DATA PROVIDED:
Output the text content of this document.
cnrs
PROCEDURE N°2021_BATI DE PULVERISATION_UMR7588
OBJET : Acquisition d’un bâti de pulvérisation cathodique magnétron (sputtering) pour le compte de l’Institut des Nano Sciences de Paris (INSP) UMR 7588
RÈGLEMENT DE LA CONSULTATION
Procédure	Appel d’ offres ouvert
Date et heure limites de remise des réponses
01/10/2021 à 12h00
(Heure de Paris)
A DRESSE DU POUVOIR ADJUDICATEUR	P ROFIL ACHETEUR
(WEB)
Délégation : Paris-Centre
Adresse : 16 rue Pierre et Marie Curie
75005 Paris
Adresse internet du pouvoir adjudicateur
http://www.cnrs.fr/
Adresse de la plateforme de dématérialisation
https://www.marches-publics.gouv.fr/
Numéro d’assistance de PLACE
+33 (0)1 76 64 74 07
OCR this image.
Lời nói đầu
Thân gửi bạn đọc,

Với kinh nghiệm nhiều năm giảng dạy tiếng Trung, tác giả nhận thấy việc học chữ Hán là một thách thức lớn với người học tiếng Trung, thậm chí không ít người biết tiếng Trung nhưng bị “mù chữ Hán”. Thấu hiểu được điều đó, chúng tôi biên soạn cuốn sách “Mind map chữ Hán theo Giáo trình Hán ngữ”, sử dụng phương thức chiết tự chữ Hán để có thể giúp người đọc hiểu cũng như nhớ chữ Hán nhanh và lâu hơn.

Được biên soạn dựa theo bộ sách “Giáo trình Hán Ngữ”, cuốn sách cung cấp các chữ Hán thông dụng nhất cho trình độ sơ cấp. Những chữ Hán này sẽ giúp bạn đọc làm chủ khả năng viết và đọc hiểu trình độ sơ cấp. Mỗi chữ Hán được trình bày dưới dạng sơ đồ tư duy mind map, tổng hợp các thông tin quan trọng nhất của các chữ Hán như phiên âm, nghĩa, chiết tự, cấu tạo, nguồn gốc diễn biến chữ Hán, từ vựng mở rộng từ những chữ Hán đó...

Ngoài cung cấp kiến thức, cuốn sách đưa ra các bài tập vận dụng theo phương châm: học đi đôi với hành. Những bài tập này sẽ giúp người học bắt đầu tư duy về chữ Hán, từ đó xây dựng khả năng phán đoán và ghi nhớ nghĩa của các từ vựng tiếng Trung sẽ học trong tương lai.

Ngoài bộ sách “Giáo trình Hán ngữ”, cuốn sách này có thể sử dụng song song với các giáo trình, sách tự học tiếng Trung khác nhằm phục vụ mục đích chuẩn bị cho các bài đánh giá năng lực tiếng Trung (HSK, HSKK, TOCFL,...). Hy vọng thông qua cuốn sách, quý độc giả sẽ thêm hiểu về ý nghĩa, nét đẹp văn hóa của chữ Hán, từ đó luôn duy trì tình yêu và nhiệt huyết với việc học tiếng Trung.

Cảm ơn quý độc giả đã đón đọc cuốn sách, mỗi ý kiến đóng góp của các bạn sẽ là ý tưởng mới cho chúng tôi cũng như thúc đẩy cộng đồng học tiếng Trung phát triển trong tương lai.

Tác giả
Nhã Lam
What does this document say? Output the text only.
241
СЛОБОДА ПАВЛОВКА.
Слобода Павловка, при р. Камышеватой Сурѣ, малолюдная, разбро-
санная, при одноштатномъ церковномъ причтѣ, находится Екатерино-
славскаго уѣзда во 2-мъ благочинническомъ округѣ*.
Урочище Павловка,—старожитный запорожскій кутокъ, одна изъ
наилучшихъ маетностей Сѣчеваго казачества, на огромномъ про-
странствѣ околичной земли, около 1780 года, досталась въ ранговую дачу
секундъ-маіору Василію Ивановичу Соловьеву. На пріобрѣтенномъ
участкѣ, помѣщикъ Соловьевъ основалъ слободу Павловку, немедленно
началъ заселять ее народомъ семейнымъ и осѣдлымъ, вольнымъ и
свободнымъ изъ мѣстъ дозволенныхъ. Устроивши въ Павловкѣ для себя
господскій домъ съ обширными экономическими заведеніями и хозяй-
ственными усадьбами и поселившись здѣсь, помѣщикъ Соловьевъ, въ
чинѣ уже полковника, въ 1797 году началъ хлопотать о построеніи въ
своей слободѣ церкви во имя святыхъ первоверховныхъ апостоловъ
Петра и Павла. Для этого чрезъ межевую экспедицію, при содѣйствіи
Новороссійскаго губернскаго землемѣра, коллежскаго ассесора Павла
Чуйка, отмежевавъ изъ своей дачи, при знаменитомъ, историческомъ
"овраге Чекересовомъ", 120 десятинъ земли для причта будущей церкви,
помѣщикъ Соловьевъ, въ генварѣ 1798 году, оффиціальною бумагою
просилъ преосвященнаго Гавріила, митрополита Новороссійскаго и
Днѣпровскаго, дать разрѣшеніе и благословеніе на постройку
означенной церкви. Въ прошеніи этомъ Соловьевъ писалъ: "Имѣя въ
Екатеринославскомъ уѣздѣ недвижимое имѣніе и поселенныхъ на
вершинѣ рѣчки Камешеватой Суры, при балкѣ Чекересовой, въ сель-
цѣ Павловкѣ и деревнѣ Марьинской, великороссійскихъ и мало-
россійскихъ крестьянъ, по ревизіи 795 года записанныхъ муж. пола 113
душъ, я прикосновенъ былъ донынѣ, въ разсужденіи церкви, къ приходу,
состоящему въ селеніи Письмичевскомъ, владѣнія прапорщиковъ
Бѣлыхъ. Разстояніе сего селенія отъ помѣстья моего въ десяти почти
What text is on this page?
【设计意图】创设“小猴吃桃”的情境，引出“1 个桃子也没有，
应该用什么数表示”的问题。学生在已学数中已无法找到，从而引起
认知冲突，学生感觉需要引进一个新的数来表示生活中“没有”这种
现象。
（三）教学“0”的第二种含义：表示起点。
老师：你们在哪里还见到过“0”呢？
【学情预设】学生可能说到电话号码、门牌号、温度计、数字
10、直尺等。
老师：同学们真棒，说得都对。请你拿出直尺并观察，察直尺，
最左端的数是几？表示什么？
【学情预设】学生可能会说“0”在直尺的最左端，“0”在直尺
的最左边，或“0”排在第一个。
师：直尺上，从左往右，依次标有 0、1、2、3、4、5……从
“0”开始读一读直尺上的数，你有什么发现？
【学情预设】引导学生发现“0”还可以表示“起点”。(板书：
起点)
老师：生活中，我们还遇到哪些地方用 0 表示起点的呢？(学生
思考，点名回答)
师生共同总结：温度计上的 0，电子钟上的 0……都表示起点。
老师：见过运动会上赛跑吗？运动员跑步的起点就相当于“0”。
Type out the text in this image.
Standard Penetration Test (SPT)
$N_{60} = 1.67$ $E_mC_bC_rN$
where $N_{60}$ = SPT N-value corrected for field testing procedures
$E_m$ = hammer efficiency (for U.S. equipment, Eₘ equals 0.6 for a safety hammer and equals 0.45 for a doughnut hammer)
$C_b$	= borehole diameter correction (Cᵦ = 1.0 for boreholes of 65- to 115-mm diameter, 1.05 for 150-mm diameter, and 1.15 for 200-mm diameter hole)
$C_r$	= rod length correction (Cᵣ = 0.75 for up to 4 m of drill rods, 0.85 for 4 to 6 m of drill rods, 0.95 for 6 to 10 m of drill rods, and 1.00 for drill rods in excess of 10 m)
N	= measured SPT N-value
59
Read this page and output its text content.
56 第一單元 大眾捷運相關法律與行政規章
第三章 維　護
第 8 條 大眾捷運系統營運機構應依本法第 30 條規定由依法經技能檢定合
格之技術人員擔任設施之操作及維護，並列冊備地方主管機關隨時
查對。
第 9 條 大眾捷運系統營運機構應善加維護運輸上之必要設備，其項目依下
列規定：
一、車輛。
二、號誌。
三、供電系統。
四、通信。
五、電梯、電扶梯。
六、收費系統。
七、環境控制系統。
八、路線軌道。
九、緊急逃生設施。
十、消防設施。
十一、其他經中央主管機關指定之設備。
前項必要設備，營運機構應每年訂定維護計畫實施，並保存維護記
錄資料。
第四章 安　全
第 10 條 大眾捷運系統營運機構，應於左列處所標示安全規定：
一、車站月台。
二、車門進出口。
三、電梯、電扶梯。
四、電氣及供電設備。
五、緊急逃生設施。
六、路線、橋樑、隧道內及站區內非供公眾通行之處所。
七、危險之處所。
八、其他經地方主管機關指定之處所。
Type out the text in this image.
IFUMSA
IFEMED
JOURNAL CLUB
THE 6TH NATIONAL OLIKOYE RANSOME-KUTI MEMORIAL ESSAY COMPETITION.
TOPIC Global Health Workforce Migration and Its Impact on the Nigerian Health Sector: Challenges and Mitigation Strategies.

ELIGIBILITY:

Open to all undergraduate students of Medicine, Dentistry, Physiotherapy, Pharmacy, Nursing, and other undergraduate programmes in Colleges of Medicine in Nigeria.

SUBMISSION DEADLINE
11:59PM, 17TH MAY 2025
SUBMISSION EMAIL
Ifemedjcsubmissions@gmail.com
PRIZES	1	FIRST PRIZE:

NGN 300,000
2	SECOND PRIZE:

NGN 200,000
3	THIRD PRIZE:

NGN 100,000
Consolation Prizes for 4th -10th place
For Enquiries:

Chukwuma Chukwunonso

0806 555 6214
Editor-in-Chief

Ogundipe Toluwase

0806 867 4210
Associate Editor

PROMPT: Check each line of the records above for "vựng", and copy those that have it.

EXPECTED OUTPUT:
Được biên soạn dựa theo bộ sách “Giáo trình Hán Ngữ”, cuốn sách cung cấp các chữ Hán thông dụng nhất cho trình độ sơ cấp. Những chữ Hán này sẽ giúp bạn đọc làm chủ khả năng viết và đọc hiểu trình độ sơ cấp. Mỗi chữ Hán được trình bày dưới dạng sơ đồ tư duy mind map, tổng hợp các thông tin quan trọng nhất của các chữ Hán như phiên âm, nghĩa, chiết tự, cấu tạo, nguồn gốc diễn biến chữ Hán, từ vựng mở rộng từ những chữ Hán đó...
Ngoài cung cấp kiến thức, cuốn sách đưa ra các bài tập vận dụng theo phương châm: học đi đôi với hành. Những bài tập này sẽ giúp người học bắt đầu tư duy về chữ Hán, từ đó xây dựng khả năng phán đoán và ghi nhớ nghĩa của các từ vựng tiếng Trung sẽ học trong tương lai.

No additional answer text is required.